» What is being asked
Please reproduce the lines from the entries below, from the line containing "total-label: 34 (370, 104, 384, 114)" up to and including the line containing "y0 x1 y1</box>.".

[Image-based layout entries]
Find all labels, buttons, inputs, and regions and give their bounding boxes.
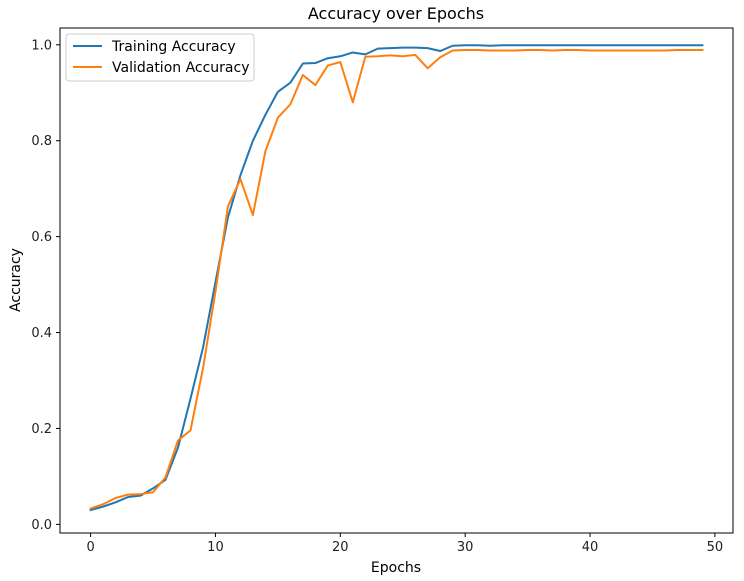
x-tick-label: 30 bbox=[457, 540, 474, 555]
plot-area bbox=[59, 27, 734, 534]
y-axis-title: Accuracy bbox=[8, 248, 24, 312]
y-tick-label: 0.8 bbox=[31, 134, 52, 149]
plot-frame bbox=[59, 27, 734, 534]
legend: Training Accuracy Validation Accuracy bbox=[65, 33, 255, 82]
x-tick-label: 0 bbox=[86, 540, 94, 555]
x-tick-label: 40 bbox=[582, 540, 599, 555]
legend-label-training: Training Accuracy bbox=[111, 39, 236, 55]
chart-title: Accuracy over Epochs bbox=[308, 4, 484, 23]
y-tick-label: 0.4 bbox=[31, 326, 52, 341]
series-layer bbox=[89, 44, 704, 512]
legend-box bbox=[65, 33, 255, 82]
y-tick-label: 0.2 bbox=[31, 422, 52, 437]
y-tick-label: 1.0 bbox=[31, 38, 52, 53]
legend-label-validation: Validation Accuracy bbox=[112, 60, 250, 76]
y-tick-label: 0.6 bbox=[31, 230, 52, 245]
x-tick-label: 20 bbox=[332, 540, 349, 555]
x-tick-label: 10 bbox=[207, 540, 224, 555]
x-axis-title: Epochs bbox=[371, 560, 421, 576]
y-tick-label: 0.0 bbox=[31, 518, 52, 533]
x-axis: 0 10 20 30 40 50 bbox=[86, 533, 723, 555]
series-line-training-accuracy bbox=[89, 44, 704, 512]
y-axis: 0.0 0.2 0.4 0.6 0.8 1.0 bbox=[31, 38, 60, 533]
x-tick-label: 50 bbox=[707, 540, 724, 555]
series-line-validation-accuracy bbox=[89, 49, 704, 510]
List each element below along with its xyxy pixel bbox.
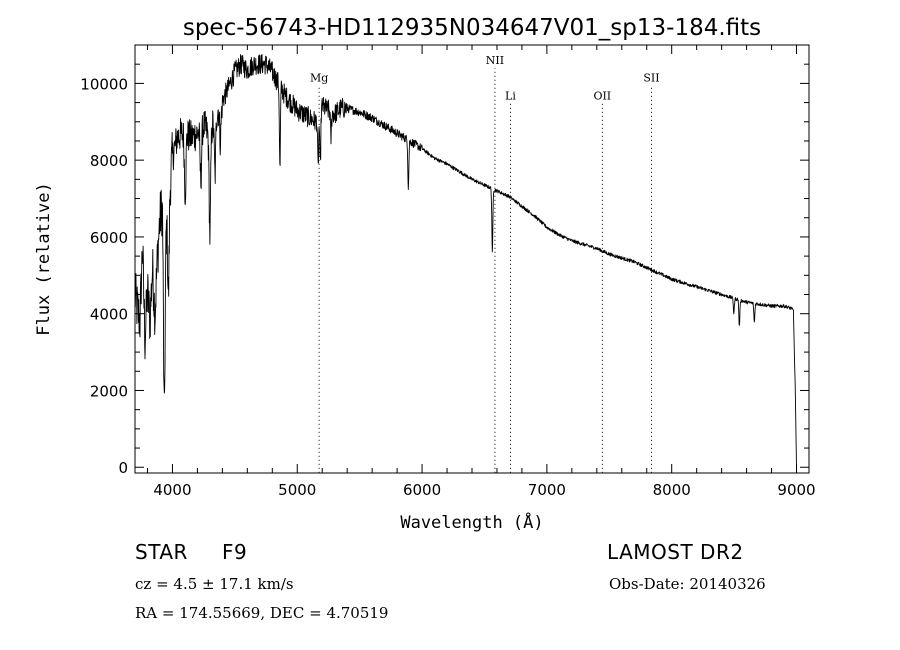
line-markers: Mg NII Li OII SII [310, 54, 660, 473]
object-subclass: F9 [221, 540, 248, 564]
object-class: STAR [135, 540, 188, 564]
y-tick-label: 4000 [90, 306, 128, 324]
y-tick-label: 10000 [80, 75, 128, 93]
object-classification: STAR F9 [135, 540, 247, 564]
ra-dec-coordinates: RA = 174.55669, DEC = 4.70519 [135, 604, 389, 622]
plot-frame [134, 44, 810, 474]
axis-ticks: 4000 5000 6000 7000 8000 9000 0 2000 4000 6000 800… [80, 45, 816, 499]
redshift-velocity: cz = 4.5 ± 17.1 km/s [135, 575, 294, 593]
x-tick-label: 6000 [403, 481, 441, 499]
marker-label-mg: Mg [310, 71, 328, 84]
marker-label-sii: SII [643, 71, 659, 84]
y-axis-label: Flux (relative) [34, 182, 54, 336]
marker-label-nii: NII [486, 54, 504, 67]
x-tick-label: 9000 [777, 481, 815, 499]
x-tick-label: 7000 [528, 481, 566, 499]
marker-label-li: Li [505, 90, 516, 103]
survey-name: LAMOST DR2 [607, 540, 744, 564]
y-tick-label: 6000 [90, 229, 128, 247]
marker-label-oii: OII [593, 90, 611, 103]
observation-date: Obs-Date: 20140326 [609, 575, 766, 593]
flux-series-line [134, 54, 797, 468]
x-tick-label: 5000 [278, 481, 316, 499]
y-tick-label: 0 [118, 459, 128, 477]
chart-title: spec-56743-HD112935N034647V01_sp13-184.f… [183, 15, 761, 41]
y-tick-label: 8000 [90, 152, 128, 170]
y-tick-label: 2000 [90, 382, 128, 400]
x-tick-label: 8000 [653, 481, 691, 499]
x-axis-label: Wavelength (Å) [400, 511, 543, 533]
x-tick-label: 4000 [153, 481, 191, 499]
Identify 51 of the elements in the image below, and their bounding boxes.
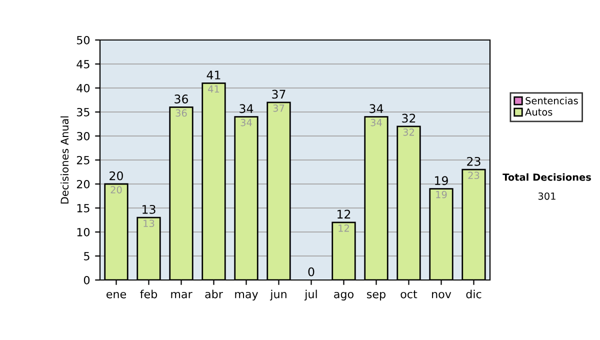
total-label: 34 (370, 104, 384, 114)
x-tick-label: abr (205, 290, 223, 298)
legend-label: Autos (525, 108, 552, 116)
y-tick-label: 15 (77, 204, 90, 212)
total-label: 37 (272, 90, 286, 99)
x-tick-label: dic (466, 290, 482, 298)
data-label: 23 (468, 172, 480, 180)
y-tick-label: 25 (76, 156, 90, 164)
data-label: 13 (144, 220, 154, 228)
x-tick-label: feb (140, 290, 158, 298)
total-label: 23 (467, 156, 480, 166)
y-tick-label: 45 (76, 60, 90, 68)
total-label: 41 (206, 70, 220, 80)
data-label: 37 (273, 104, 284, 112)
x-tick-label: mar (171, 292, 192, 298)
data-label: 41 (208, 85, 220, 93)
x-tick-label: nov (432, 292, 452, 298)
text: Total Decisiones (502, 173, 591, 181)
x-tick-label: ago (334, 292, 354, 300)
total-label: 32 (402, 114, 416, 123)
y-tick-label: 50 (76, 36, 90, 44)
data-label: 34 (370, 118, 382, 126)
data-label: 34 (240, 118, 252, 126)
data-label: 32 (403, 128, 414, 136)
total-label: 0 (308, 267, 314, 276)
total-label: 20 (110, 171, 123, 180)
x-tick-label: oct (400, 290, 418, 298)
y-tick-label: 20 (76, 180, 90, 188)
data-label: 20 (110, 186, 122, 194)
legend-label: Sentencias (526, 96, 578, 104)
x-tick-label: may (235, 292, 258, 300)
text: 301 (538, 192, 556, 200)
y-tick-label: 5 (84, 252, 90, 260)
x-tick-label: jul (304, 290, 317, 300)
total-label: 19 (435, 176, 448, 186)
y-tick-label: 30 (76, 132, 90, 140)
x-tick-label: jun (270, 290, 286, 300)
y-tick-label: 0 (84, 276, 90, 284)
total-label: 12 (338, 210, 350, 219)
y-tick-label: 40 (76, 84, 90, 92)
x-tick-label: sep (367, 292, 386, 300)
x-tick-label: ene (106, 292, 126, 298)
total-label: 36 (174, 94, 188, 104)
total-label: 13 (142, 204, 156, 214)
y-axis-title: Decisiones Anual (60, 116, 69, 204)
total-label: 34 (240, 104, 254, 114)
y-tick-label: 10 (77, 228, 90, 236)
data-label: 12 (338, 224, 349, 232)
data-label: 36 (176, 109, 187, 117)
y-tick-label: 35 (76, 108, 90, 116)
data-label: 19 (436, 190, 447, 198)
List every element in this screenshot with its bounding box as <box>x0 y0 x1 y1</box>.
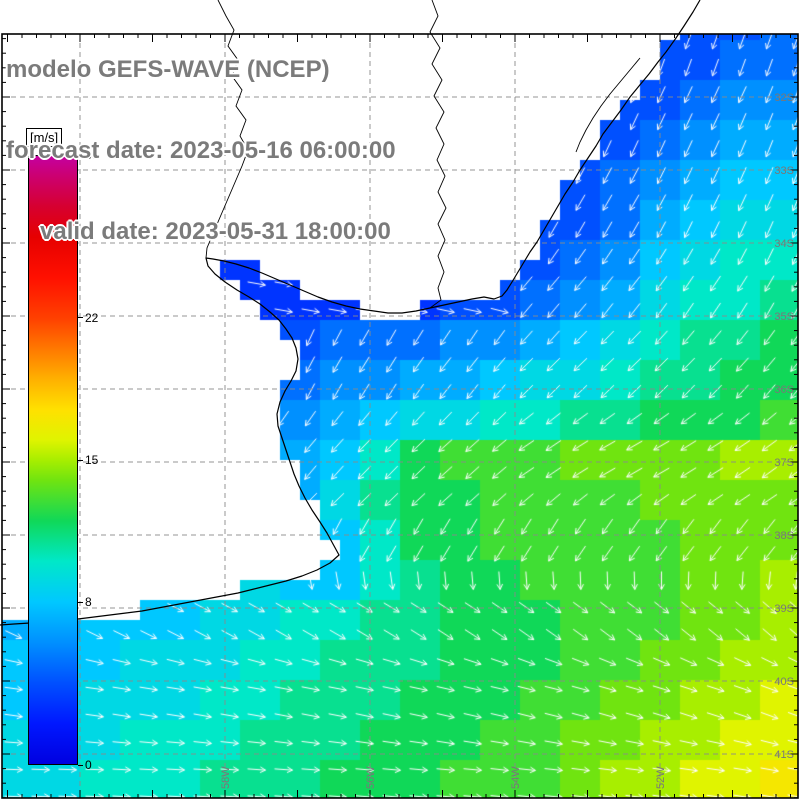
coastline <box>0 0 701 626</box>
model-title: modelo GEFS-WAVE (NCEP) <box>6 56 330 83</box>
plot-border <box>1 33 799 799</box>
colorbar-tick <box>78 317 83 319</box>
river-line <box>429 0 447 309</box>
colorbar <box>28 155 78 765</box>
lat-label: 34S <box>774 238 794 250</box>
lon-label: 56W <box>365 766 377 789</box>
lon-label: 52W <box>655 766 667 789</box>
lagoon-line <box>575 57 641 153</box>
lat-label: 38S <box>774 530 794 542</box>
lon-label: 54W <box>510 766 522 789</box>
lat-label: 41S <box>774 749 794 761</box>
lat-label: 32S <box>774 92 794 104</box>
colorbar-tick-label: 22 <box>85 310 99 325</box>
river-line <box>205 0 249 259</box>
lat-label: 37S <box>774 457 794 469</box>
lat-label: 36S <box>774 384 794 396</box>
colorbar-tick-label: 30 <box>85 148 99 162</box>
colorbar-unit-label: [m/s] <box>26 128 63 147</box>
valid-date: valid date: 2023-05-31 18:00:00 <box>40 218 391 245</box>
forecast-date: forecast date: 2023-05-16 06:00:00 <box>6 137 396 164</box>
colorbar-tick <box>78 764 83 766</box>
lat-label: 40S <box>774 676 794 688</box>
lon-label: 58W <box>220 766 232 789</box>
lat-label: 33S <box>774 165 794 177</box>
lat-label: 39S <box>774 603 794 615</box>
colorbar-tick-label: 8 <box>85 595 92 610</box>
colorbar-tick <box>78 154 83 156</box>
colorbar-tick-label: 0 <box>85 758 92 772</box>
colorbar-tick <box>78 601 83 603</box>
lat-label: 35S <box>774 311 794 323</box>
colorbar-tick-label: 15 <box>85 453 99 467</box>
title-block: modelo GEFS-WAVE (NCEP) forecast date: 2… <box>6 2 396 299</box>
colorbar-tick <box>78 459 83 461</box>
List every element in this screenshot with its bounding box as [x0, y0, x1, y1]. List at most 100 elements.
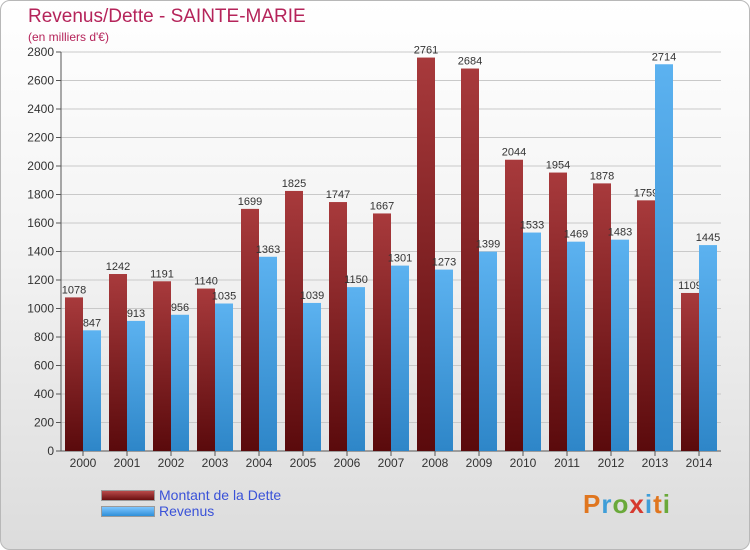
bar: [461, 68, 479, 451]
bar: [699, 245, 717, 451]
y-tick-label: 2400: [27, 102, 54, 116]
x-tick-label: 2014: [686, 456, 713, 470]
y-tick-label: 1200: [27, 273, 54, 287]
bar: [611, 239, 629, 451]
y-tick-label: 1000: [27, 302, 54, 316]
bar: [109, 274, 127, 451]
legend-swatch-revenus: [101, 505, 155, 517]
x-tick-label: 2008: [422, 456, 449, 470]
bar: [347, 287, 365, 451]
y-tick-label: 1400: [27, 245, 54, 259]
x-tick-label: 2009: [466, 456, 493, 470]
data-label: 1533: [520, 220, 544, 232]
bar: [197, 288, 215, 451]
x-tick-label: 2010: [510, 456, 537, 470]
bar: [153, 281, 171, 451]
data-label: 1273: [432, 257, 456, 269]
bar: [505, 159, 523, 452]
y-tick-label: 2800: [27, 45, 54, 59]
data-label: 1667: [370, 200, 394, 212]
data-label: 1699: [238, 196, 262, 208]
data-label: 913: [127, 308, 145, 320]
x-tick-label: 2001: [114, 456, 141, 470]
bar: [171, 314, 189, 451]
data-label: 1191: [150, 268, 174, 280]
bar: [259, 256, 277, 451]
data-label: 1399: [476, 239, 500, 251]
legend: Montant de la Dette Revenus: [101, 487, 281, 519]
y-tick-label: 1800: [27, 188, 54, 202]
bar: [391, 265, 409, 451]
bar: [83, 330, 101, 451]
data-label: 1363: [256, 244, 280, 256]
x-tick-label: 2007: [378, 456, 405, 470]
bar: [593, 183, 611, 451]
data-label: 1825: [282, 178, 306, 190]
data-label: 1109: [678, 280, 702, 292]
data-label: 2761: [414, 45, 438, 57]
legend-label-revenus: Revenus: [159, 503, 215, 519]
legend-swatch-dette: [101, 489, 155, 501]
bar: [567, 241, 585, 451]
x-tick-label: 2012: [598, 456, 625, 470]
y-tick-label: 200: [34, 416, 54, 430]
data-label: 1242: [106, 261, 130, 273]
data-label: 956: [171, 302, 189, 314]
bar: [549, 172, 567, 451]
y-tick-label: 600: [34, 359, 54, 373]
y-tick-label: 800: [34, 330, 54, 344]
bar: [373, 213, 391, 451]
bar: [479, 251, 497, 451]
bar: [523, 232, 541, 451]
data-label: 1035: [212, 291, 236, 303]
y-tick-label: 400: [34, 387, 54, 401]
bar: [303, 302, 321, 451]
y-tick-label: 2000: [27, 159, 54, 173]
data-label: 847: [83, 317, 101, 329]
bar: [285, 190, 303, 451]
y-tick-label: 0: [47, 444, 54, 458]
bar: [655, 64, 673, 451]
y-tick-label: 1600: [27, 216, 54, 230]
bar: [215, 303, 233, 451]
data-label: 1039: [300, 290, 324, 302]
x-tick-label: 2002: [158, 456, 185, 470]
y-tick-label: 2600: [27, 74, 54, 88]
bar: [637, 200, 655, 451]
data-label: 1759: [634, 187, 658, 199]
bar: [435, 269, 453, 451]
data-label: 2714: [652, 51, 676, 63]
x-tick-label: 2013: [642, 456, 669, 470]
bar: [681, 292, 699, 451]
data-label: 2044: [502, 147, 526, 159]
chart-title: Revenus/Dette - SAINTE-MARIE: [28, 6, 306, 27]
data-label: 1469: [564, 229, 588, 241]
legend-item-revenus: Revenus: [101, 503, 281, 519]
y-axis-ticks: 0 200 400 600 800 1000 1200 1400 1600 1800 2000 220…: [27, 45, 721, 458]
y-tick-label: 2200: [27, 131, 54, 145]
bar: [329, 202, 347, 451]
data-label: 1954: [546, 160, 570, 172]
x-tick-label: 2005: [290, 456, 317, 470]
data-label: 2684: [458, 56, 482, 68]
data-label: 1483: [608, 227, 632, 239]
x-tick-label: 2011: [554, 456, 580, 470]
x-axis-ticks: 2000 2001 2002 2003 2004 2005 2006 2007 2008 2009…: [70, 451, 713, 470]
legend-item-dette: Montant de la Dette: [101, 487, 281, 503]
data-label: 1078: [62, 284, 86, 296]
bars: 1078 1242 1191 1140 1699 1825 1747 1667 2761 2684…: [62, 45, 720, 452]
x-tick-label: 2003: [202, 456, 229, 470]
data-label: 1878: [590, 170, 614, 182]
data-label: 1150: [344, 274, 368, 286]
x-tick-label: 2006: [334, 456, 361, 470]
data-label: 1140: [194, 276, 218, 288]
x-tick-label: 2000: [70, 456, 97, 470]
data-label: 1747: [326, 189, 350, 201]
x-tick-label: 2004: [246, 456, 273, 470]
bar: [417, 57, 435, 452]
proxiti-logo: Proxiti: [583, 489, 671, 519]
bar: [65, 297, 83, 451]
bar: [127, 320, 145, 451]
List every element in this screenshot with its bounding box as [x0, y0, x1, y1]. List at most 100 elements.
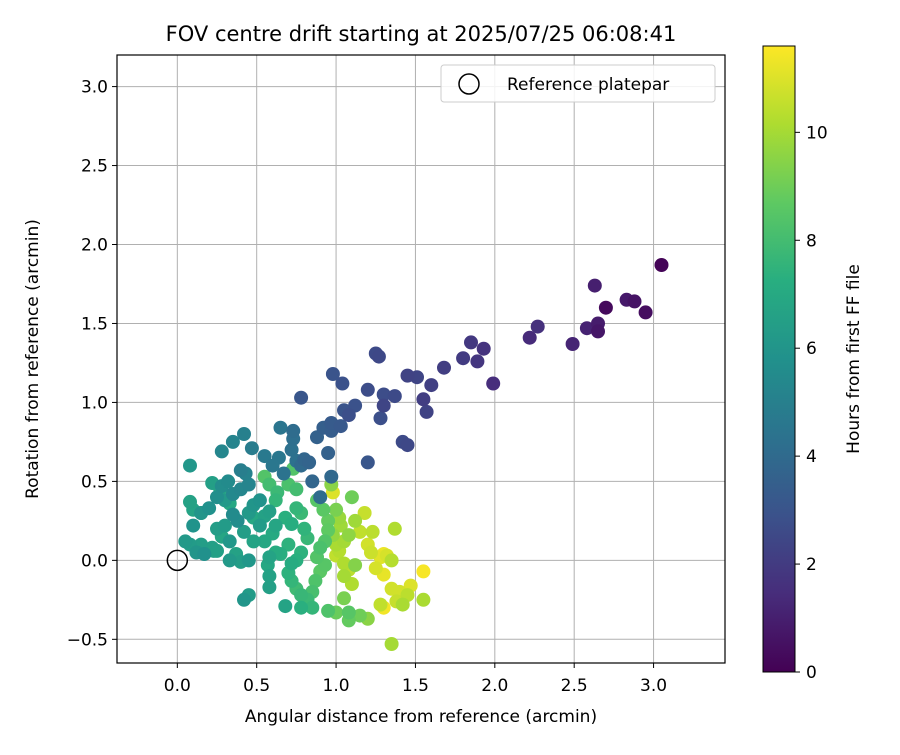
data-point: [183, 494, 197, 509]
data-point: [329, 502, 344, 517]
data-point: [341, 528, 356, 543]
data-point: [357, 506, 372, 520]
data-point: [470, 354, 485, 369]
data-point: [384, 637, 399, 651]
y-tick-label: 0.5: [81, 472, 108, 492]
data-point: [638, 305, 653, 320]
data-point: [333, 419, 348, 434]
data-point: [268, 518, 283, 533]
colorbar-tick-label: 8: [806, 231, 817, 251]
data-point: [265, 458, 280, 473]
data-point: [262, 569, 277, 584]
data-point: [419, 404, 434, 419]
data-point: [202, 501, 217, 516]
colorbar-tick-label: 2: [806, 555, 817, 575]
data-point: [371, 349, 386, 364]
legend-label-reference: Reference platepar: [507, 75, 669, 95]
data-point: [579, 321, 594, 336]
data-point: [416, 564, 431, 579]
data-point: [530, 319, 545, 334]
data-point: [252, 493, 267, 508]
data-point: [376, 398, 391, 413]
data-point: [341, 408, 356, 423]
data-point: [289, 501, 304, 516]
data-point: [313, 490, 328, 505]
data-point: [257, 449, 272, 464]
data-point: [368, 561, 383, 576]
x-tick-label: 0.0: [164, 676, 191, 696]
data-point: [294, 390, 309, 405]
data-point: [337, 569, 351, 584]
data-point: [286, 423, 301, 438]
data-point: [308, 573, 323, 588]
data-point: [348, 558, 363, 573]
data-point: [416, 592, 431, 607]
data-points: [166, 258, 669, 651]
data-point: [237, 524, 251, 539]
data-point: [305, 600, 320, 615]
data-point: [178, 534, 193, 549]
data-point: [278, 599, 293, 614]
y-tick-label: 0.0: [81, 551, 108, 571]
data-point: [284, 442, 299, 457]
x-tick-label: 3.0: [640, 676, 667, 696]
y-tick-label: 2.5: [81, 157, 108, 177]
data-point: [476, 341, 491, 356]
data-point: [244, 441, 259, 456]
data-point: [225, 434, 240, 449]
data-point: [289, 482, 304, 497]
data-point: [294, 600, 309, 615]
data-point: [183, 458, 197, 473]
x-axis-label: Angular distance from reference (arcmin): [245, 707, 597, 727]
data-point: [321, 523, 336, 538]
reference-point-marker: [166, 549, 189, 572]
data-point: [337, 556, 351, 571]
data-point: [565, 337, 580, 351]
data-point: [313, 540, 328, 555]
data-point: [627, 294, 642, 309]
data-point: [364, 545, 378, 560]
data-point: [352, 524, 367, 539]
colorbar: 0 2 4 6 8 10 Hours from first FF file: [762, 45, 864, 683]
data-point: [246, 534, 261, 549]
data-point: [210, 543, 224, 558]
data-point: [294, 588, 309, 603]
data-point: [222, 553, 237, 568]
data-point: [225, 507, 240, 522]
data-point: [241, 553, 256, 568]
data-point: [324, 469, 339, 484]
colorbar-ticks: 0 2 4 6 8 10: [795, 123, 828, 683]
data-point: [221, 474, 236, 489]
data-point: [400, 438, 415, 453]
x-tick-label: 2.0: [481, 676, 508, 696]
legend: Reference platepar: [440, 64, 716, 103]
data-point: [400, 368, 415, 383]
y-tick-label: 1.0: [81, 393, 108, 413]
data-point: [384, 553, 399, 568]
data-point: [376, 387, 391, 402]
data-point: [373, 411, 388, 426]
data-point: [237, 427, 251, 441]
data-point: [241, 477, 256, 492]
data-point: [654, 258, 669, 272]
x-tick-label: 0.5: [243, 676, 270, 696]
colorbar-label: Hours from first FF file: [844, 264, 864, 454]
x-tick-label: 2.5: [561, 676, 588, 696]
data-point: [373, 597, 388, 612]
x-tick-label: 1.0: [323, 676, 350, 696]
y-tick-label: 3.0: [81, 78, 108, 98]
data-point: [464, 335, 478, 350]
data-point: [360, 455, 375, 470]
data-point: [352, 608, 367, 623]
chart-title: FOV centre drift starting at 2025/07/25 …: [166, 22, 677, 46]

» Output of the exercise
total-label: 34 (370, 104, 384, 114)
x-tick-label: abr (205, 290, 223, 298)
legend-label: Autos (525, 108, 552, 116)
y-tick-label: 15 (77, 204, 90, 212)
total-label: 37 (272, 90, 286, 99)
x-tick-label: dic (466, 290, 482, 298)
data-label: 23 (468, 172, 480, 180)
y-tick-label: 25 (76, 156, 90, 164)
data-label: 13 (144, 220, 154, 228)
x-tick-label: feb (140, 290, 158, 298)
total-label: 23 (467, 156, 480, 166)
y-tick-label: 45 (76, 60, 90, 68)
total-label: 41 (206, 70, 220, 80)
data-label: 37 (273, 104, 284, 112)
x-tick-label: mar (171, 292, 192, 298)
data-label: 41 (208, 85, 220, 93)
x-tick-label: nov (432, 292, 452, 298)
text: Total Decisiones (502, 173, 591, 181)
x-tick-label: ago (334, 292, 354, 300)
total-label: 32 (402, 114, 416, 123)
y-tick-label: 50 (76, 36, 90, 44)
data-label: 34 (370, 118, 382, 126)
data-label: 34 (240, 118, 252, 126)
data-label: 32 (403, 128, 414, 136)
total-label: 0 (308, 267, 314, 276)
total-label: 20 (110, 171, 123, 180)
x-tick-label: oct (400, 290, 418, 298)
y-tick-label: 20 (76, 180, 90, 188)
data-label: 20 (110, 186, 122, 194)
legend-label: Sentencias (526, 96, 578, 104)
x-tick-label: may (235, 292, 258, 300)
text: 301 (538, 192, 556, 200)
y-tick-label: 5 (84, 252, 90, 260)
x-tick-label: jul (304, 290, 317, 300)
total-label: 19 (435, 176, 448, 186)
y-tick-label: 30 (76, 132, 90, 140)
x-tick-label: jun (270, 290, 286, 300)
y-tick-label: 0 (84, 276, 90, 284)
total-label: 12 (338, 210, 350, 219)
y-tick-label: 40 (76, 84, 90, 92)
x-tick-label: sep (367, 292, 386, 300)
x-tick-label: ene (106, 292, 126, 298)
total-label: 36 (174, 94, 188, 104)
total-label: 13 (142, 204, 156, 214)
y-axis-title: Decisiones Anual (60, 116, 69, 204)
total-label: 34 (240, 104, 254, 114)
y-tick-label: 10 (77, 228, 90, 236)
data-label: 12 (338, 224, 349, 232)
data-label: 36 (176, 109, 187, 117)
y-tick-label: 35 (76, 108, 90, 116)
data-label: 19 (436, 190, 447, 198)
List every element in this screenshot with its bounding box as <box>x0 y0 x1 y1</box>.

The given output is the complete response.